**DATA FOR THE TASK**

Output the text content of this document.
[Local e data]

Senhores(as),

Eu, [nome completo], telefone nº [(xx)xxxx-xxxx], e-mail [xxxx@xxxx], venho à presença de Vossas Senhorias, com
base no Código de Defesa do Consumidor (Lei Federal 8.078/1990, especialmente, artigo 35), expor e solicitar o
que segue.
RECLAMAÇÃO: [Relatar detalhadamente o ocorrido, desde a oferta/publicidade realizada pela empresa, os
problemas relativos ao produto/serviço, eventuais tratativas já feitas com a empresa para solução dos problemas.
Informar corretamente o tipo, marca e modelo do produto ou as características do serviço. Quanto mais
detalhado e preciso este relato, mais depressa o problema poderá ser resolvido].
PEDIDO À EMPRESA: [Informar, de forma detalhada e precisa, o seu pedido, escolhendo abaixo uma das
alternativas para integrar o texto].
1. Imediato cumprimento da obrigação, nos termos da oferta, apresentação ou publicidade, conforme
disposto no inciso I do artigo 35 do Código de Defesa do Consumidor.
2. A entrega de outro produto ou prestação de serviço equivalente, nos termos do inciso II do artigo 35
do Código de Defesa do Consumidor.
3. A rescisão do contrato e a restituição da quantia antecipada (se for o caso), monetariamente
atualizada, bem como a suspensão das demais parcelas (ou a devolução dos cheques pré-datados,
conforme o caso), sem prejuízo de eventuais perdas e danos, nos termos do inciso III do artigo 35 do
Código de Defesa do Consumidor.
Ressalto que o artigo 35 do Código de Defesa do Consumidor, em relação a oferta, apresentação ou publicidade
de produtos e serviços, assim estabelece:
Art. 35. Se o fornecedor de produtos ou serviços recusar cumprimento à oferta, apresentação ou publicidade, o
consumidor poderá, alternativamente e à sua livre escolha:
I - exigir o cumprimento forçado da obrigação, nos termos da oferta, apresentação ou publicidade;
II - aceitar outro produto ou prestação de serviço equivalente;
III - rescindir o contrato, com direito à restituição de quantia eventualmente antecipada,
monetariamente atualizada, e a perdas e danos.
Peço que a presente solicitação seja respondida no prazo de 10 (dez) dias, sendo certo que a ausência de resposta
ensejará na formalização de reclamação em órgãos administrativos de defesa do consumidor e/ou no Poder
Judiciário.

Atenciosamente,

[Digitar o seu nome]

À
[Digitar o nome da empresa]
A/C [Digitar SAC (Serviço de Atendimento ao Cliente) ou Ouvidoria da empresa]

* * *

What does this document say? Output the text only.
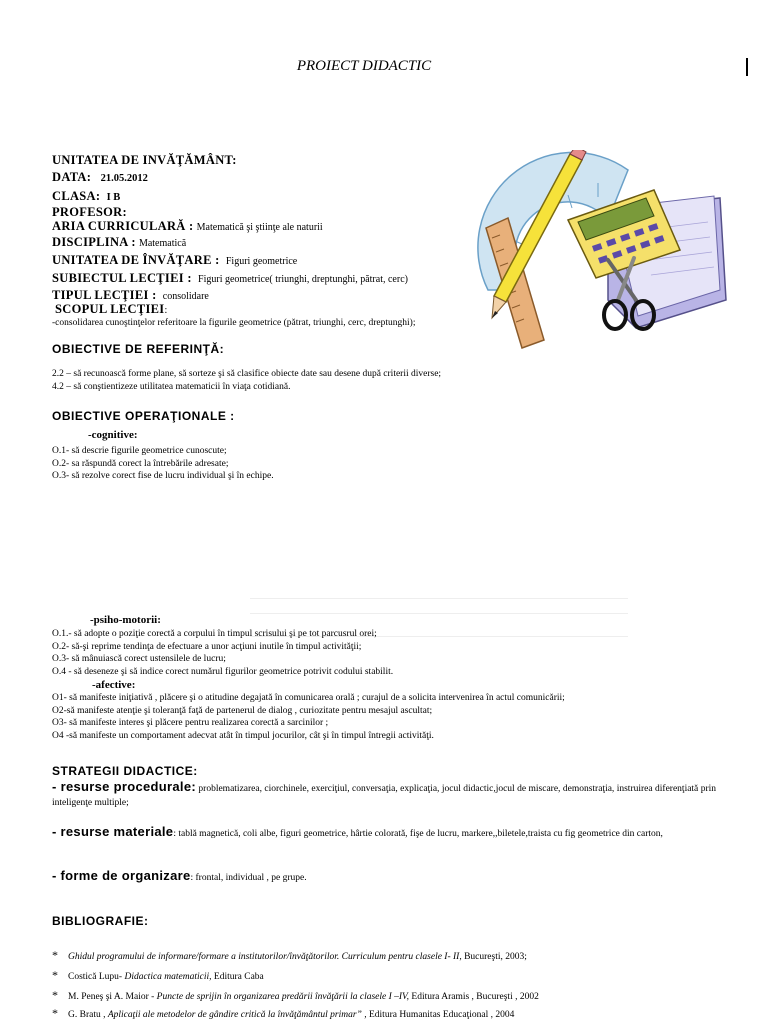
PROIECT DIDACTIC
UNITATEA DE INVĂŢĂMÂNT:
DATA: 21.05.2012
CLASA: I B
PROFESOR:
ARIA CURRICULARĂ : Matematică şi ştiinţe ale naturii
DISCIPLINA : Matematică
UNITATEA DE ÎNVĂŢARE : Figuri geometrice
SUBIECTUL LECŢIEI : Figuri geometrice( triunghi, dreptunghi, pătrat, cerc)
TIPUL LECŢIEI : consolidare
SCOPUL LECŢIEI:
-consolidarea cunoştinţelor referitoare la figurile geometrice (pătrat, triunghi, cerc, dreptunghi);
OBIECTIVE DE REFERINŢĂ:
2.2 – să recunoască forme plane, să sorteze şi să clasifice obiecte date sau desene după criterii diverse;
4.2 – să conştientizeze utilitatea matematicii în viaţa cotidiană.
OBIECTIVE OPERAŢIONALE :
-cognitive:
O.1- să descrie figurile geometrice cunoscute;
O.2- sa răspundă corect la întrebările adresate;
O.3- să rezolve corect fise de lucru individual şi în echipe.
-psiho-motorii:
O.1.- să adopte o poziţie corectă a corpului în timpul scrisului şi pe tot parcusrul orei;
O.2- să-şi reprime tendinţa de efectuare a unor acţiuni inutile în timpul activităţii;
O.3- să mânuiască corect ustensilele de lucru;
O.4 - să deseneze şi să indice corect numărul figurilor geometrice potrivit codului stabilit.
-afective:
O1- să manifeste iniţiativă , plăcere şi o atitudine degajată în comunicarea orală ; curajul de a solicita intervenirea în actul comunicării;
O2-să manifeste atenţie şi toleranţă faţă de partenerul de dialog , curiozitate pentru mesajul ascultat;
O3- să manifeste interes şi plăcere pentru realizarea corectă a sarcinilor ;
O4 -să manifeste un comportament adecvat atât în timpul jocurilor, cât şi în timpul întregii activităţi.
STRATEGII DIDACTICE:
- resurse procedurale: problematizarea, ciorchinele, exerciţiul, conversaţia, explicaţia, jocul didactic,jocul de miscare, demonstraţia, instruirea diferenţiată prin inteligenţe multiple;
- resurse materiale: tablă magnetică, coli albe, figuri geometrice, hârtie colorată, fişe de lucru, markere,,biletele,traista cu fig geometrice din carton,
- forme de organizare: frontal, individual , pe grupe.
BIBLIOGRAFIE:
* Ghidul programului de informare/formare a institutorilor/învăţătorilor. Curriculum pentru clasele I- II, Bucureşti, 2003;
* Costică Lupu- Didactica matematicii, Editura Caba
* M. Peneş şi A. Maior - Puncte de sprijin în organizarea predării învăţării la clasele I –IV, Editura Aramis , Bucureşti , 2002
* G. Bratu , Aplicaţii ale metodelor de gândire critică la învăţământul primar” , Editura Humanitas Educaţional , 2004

* * *

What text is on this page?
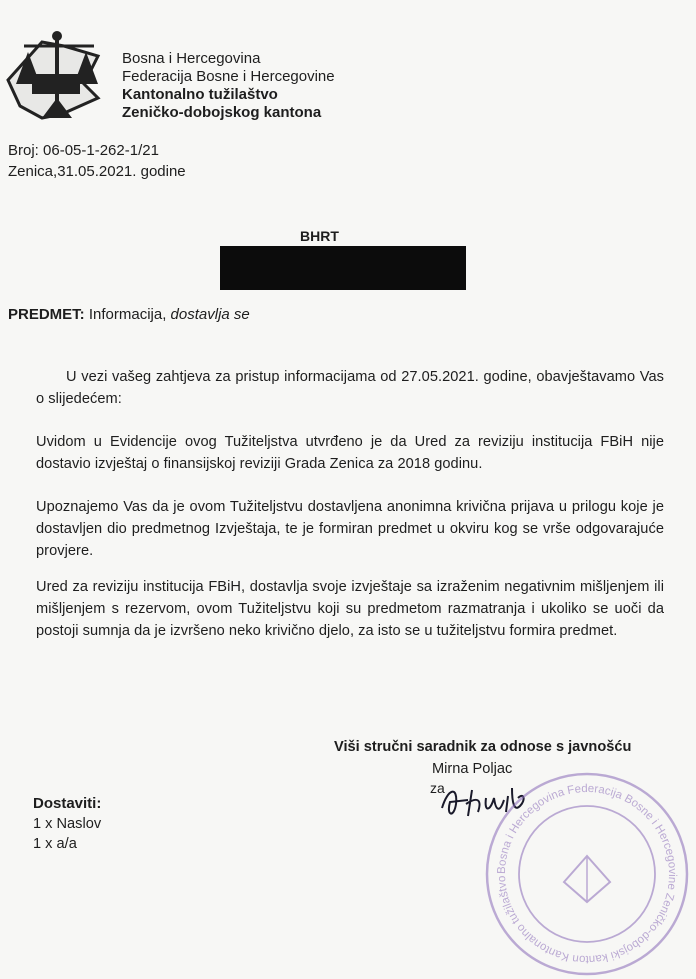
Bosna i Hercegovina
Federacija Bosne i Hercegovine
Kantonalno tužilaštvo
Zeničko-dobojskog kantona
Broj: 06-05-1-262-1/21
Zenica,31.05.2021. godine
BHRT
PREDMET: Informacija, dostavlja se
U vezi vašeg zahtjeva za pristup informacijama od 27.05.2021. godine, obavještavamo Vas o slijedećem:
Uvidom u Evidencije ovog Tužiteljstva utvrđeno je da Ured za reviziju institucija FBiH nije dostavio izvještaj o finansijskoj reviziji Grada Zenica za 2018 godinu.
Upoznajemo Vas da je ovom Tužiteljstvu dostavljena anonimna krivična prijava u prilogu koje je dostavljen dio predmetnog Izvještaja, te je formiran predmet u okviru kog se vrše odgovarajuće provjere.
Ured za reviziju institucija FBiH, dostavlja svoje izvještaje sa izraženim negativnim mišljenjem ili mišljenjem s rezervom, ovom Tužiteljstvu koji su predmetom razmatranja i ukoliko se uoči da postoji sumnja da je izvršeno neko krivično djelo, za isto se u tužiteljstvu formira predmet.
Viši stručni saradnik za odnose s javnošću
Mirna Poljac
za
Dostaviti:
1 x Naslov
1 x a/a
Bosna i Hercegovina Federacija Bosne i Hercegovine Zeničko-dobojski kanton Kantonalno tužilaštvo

**TASK REQUIREMENTS**
Within the listing above, find every line containing the string "Output" and return it.

**WRITTEN SOLUTION**
Output the text content of this document.
What does this document say? Output the text only.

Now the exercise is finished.